[Records for processing]
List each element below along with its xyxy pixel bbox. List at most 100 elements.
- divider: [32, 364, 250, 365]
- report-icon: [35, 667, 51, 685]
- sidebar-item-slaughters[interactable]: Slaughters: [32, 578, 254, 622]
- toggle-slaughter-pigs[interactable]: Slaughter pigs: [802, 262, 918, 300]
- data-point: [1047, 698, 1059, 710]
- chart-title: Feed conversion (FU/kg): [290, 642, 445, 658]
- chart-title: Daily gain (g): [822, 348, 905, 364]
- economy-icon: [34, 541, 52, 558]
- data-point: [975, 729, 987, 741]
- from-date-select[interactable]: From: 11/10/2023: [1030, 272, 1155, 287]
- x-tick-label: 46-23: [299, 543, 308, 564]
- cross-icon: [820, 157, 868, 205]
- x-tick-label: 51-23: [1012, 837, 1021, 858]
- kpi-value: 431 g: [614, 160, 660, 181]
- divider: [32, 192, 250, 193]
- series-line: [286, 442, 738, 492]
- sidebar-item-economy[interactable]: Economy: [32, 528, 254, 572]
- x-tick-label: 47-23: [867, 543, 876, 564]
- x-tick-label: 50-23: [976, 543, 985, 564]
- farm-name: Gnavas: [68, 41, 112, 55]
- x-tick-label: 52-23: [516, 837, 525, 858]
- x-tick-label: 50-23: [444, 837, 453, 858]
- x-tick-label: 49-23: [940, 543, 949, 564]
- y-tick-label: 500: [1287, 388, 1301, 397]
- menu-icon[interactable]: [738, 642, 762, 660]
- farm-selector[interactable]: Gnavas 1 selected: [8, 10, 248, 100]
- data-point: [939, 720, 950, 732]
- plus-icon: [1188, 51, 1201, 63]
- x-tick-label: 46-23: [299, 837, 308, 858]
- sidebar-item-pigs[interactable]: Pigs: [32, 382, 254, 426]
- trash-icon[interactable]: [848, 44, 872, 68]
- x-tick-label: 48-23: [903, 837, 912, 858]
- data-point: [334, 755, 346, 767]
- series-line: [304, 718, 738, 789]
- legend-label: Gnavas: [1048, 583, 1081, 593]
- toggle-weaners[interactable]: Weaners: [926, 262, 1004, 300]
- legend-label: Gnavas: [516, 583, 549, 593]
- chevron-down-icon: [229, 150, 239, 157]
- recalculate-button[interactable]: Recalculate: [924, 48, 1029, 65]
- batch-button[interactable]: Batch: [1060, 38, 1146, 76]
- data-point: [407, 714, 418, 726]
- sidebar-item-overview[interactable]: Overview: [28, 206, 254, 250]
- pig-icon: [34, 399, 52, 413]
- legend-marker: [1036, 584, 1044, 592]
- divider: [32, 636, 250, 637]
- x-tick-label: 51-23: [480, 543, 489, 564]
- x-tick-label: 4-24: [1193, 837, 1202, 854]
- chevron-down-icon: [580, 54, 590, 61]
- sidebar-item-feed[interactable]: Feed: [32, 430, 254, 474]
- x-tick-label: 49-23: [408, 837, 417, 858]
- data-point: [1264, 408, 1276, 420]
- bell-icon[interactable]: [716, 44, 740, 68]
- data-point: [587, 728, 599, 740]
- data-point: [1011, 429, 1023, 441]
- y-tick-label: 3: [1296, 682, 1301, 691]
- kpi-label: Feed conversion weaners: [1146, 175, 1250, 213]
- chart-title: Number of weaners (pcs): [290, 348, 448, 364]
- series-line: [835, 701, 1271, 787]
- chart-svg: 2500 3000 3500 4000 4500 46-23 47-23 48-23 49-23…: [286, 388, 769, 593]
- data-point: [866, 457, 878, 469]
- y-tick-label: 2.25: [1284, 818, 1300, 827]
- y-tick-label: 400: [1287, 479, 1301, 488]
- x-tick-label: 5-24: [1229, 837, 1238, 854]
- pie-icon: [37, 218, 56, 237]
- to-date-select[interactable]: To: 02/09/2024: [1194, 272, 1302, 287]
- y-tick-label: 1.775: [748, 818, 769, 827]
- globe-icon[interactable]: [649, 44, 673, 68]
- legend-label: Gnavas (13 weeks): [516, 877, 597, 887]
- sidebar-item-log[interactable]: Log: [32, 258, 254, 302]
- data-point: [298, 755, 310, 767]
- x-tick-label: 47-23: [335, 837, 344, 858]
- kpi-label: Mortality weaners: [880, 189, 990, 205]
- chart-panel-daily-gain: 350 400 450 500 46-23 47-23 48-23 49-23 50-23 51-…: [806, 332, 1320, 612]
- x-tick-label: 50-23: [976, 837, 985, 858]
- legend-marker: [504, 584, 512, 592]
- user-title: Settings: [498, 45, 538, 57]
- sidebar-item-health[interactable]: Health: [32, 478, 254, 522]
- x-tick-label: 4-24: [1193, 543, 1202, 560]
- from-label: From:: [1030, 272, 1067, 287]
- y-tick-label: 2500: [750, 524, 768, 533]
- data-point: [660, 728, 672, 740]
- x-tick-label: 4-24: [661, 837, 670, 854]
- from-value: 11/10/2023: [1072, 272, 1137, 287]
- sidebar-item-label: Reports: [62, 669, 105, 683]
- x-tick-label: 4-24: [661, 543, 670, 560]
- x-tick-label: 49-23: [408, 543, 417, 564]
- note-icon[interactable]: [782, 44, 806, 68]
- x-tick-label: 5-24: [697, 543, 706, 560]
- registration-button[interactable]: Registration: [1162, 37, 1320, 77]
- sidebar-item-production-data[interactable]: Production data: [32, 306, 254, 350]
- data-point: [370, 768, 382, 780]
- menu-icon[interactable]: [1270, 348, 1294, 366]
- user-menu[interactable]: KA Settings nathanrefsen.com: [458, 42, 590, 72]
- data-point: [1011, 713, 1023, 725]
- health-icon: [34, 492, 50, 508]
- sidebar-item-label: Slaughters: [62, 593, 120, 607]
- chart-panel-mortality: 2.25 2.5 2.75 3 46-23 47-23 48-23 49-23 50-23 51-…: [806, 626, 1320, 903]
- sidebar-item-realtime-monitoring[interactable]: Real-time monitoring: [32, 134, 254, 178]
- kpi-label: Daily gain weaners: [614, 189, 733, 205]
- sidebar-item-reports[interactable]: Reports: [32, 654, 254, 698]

[Goal] Please set out all the rows above as a two-column Markdown table, with a running number under "No." and the full line under "Text". Skip any blank lines.

[Response below]
| No. | Text |
|---|---|
| 1 | List each element below along with its xyxy pixel bbox. List at most 100 elements. |
| 2 | - divider: [32, 364, 250, 365] |
| 3 | - report-icon: [35, 667, 51, 685] |
| 4 | - sidebar-item-slaughters[interactable]: Slaughters: [32, 578, 254, 622] |
| 5 | - toggle-slaughter-pigs[interactable]: Slaughter pigs: [802, 262, 918, 300] |
| 6 | - data-point: [1047, 698, 1059, 710] |
| 7 | - chart-title: Feed conversion (FU/kg): [290, 642, 445, 658] |
| 8 | - chart-title: Daily gain (g): [822, 348, 905, 364] |
| 9 | - economy-icon: [34, 541, 52, 558] |
| 10 | - data-point: [975, 729, 987, 741] |
| 11 | - from-date-select[interactable]: From: 11/10/2023: [1030, 272, 1155, 287] |
| 12 | - x-tick-label: 46-23: [299, 543, 308, 564] |
| 13 | - cross-icon: [820, 157, 868, 205] |
| 14 | - x-tick-label: 51-23: [1012, 837, 1021, 858] |
| 15 | - kpi-value: 431 g: [614, 160, 660, 181] |
| 16 | - divider: [32, 192, 250, 193] |
| 17 | - series-line: [286, 442, 738, 492] |
| 18 | - sidebar-item-economy[interactable]: Economy: [32, 528, 254, 572] |
| 19 | - x-tick-label: 47-23: [867, 543, 876, 564] |
| 20 | - x-tick-label: 50-23: [976, 543, 985, 564] |
| 21 | - farm-name: Gnavas: [68, 41, 112, 55] |
| 22 | - x-tick-label: 52-23: [516, 837, 525, 858] |
| 23 | - x-tick-label: 50-23: [444, 837, 453, 858] |
| 24 | - x-tick-label: 49-23: [940, 543, 949, 564] |
| 25 | - y-tick-label: 500: [1287, 388, 1301, 397] |
| 26 | - menu-icon[interactable]: [738, 642, 762, 660] |
| 27 | - farm-selector[interactable]: Gnavas 1 selected: [8, 10, 248, 100] |
| 28 | - data-point: [939, 720, 950, 732] |
| 29 | - plus-icon: [1188, 51, 1201, 63] |
| 30 | - x-tick-label: 46-23: [299, 837, 308, 858] |
| 31 | - sidebar-item-pigs[interactable]: Pigs: [32, 382, 254, 426] |
| 32 | - trash-icon[interactable]: [848, 44, 872, 68] |
| 33 | - x-tick-label: 48-23: [903, 837, 912, 858] |
| 34 | - data-point: [334, 755, 346, 767] |
| 35 | - series-line: [304, 718, 738, 789] |
| 36 | - legend-label: Gnavas: [1048, 583, 1081, 593] |
| 37 | - toggle-weaners[interactable]: Weaners: [926, 262, 1004, 300] |
| 38 | - legend-label: Gnavas: [516, 583, 549, 593] |
| 39 | - chevron-down-icon: [229, 150, 239, 157] |
| 40 | - recalculate-button[interactable]: Recalculate: [924, 48, 1029, 65] |
| 41 | - batch-button[interactable]: Batch: [1060, 38, 1146, 76] |
| 42 | - data-point: [407, 714, 418, 726] |
| 43 | - sidebar-item-overview[interactable]: Overview: [28, 206, 254, 250] |
| 44 | - pig-icon: [34, 399, 52, 413] |
| 45 | - legend-marker: [1036, 584, 1044, 592] |
| 46 | - divider: [32, 636, 250, 637] |
| 47 | - x-tick-label: 51-23: [480, 543, 489, 564] |
| 48 | - x-tick-label: 4-24: [1193, 837, 1202, 854] |
| 49 | - chevron-down-icon: [580, 54, 590, 61] |
| 50 | - sidebar-item-feed[interactable]: Feed: [32, 430, 254, 474] |
| 51 | - x-tick-label: 49-23: [408, 837, 417, 858] |
| 52 | - data-point: [1264, 408, 1276, 420] |
| 53 | - bell-icon[interactable]: [716, 44, 740, 68] |
| 54 | - data-point: [587, 728, 599, 740] |
| 55 | - data-point: [1011, 429, 1023, 441] |
| 56 | - y-tick-label: 3: [1296, 682, 1301, 691] |
| 57 | - kpi-label: Feed conversion weaners: [1146, 175, 1250, 213] |
| 58 | - chart-title: Number of weaners (pcs): [290, 348, 448, 364] |
| 59 | - series-line: [835, 701, 1271, 787] |
| 60 | - chart-svg: 2500 3000 3500 4000 4500 46-23 47-23 48-23 49-23…: [286, 388, 769, 593] |
| 61 | - data-point: [866, 457, 878, 469] |
| 62 | - y-tick-label: 2.25: [1284, 818, 1300, 827] |
| 63 | - y-tick-label: 400: [1287, 479, 1301, 488] |
| 64 | - x-tick-label: 5-24: [1229, 837, 1238, 854] |
| 65 | - pie-icon: [37, 218, 56, 237] |
| 66 | - to-date-select[interactable]: To: 02/09/2024: [1194, 272, 1302, 287] |
| 67 | - y-tick-label: 1.775: [748, 818, 769, 827] |
| 68 | - globe-icon[interactable]: [649, 44, 673, 68] |
| 69 | - legend-label: Gnavas (13 weeks): [516, 877, 597, 887] |
| 70 | - sidebar-item-log[interactable]: Log: [32, 258, 254, 302] |
| 71 | - data-point: [298, 755, 310, 767] |
| 72 | - x-tick-label: 47-23: [335, 837, 344, 858] |
| 73 | - kpi-label: Mortality weaners: [880, 189, 990, 205] |
| 74 | - chart-panel-daily-gain: 350 400 450 500 46-23 47-23 48-23 49-23 50-23 51-…: [806, 332, 1320, 612] |
| 75 | - x-tick-label: 50-23: [976, 837, 985, 858] |
| 76 | - legend-marker: [504, 584, 512, 592] |
| 77 | - user-title: Settings: [498, 45, 538, 57] |
| 78 | - sidebar-item-health[interactable]: Health: [32, 478, 254, 522] |
| 79 | - x-tick-label: 4-24: [1193, 543, 1202, 560] |
| 80 | - from-label: From:: [1030, 272, 1067, 287] |
| 81 | - y-tick-label: 2500: [750, 524, 768, 533] |
| 82 | - data-point: [660, 728, 672, 740] |
| 83 | - x-tick-label: 4-24: [661, 837, 670, 854] |
| 84 | - from-value: 11/10/2023: [1072, 272, 1137, 287] |
| 85 | - sidebar-item-label: Reports: [62, 669, 105, 683] |
| 86 | - x-tick-label: 4-24: [661, 543, 670, 560] |
| 87 | - x-tick-label: 49-23: [408, 543, 417, 564] |
| 88 | - note-icon[interactable]: [782, 44, 806, 68] |
| 89 | - x-tick-label: 5-24: [697, 543, 706, 560] |
| 90 | - registration-button[interactable]: Registration: [1162, 37, 1320, 77] |
| 91 | - sidebar-item-production-data[interactable]: Production data: [32, 306, 254, 350] |
| 92 | - data-point: [370, 768, 382, 780] |
| 93 | - menu-icon[interactable]: [1270, 348, 1294, 366] |
| 94 | - user-menu[interactable]: KA Settings nathanrefsen.com: [458, 42, 590, 72] |
| 95 | - data-point: [1011, 713, 1023, 725] |
| 96 | - health-icon: [34, 492, 50, 508] |
| 97 | - sidebar-item-label: Slaughters: [62, 593, 120, 607] |
| 98 | - chart-panel-mortality: 2.25 2.5 2.75 3 46-23 47-23 48-23 49-23 50-23 51-…: [806, 626, 1320, 903] |
| 99 | - sidebar-item-realtime-monitoring[interactable]: Real-time monitoring: [32, 134, 254, 178] |
| 100 | - kpi-label: Daily gain weaners: [614, 189, 733, 205] |
| 101 | - sidebar-item-reports[interactable]: Reports: [32, 654, 254, 698] |